Every line containing the word "Superioris" needs to be found and copied.
"""
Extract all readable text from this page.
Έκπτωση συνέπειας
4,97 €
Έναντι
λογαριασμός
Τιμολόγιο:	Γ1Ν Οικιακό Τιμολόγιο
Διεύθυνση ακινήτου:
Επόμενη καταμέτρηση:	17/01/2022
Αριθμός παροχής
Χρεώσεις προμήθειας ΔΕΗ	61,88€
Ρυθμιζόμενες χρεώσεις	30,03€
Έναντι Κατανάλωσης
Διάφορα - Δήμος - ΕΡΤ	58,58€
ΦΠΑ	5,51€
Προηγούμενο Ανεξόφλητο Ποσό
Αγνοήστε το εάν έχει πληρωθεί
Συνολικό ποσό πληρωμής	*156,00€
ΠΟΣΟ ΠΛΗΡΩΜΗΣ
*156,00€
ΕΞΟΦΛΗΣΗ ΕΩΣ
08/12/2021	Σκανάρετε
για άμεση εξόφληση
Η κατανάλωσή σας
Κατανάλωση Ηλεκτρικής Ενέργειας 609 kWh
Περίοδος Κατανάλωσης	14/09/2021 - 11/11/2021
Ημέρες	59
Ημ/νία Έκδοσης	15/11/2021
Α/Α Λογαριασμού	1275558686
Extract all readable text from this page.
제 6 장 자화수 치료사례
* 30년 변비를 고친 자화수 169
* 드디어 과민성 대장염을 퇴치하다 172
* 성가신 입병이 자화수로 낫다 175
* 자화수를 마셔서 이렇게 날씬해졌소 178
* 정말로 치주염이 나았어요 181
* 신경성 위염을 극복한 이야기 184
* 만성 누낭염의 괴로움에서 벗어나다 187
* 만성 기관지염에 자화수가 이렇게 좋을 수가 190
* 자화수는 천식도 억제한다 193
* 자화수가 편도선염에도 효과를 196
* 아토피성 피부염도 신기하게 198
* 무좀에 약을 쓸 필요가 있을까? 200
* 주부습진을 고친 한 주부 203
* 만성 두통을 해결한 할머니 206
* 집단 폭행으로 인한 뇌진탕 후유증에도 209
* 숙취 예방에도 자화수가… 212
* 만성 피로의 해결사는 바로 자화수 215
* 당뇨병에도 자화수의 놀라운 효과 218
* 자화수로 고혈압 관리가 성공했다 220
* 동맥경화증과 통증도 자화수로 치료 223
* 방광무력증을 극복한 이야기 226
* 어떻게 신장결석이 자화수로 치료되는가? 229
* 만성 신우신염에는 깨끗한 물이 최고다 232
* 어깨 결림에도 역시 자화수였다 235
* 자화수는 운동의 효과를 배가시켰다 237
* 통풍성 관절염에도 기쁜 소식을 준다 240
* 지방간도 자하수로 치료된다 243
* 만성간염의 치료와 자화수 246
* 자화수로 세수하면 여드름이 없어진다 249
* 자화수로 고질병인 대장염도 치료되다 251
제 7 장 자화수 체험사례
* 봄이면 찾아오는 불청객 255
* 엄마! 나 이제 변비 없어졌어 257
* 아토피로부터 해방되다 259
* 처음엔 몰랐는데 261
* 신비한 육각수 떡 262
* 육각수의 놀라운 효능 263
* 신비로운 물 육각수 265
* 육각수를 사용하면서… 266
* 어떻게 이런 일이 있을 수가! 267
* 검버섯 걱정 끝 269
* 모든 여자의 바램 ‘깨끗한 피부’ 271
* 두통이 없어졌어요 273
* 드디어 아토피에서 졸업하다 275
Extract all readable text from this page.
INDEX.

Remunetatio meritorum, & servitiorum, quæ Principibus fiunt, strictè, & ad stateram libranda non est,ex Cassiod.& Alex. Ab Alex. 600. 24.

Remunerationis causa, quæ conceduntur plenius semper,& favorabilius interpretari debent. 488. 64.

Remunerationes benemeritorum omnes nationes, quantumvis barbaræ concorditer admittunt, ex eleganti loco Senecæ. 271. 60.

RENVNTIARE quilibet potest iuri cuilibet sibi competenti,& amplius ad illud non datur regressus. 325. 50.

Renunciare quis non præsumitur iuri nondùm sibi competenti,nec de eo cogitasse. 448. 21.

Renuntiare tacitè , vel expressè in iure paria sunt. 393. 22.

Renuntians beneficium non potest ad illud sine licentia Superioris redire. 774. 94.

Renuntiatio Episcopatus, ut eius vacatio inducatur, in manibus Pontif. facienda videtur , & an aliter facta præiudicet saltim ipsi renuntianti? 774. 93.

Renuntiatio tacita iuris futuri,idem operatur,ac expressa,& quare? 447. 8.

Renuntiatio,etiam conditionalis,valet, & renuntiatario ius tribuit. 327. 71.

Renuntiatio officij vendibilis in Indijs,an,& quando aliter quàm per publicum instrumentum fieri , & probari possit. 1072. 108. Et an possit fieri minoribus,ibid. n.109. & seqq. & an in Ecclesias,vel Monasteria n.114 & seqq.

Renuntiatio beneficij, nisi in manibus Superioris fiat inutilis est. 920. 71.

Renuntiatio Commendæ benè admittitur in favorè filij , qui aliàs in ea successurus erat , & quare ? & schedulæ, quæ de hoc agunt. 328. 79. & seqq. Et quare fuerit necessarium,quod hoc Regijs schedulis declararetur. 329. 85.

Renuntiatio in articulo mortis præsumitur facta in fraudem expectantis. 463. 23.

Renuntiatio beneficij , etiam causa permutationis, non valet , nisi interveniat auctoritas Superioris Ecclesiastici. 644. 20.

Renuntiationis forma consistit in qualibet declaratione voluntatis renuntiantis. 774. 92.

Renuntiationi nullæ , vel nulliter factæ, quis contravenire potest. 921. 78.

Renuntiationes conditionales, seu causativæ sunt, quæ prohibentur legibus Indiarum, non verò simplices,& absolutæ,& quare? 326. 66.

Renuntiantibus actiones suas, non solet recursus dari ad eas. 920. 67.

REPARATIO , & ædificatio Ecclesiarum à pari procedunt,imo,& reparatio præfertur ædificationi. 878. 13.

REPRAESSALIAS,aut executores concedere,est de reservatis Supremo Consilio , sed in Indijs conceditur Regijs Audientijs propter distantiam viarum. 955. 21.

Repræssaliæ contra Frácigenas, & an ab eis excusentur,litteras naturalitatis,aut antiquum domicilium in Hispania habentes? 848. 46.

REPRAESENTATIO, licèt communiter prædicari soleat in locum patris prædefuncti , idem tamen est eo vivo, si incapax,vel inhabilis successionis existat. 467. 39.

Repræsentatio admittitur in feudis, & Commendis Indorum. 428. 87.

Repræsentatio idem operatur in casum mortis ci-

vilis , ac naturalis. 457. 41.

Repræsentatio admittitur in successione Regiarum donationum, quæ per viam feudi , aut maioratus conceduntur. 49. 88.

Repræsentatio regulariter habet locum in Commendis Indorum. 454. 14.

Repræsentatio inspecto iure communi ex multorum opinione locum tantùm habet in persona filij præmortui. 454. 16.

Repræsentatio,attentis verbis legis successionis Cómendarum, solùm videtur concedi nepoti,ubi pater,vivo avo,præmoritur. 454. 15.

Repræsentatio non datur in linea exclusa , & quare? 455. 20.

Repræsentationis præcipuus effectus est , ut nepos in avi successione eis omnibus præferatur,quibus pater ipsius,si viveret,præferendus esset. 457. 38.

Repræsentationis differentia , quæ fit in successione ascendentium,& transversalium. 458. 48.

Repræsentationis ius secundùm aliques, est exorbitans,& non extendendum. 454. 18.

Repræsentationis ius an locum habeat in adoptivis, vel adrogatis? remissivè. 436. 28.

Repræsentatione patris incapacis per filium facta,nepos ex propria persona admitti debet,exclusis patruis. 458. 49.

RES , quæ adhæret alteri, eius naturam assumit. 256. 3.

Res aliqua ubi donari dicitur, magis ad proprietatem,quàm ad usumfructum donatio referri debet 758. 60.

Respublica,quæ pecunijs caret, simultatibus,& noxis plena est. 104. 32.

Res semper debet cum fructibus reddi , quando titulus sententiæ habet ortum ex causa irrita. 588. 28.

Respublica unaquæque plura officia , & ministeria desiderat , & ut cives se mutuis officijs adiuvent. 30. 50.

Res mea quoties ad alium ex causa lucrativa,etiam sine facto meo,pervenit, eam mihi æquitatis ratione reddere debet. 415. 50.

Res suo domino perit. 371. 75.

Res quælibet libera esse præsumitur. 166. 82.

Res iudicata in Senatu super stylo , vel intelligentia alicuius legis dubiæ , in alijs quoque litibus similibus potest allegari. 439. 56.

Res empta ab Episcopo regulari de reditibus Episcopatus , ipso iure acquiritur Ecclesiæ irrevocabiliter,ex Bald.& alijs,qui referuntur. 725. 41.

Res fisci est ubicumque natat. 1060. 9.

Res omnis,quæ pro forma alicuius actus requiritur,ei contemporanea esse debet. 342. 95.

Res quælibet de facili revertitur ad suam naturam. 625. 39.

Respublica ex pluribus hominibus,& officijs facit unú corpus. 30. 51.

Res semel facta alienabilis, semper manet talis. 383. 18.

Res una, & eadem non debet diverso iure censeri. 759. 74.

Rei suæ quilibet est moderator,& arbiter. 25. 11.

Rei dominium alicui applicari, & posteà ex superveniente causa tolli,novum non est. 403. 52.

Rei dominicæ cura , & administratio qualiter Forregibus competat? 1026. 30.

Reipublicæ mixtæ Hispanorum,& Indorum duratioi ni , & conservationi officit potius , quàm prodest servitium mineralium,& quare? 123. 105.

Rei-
"""
**The response**
Renuntians beneficium non potest ad illud sine licentia Superioris redire. 774. 94.
Renuntiatio beneficij, nisi in manibus Superioris fiat inutilis est. 920. 71.
Renuntiatio beneficij , etiam causa permutationis, non valet , nisi interveniat auctoritas Superioris Ecclesiastici. 644. 20.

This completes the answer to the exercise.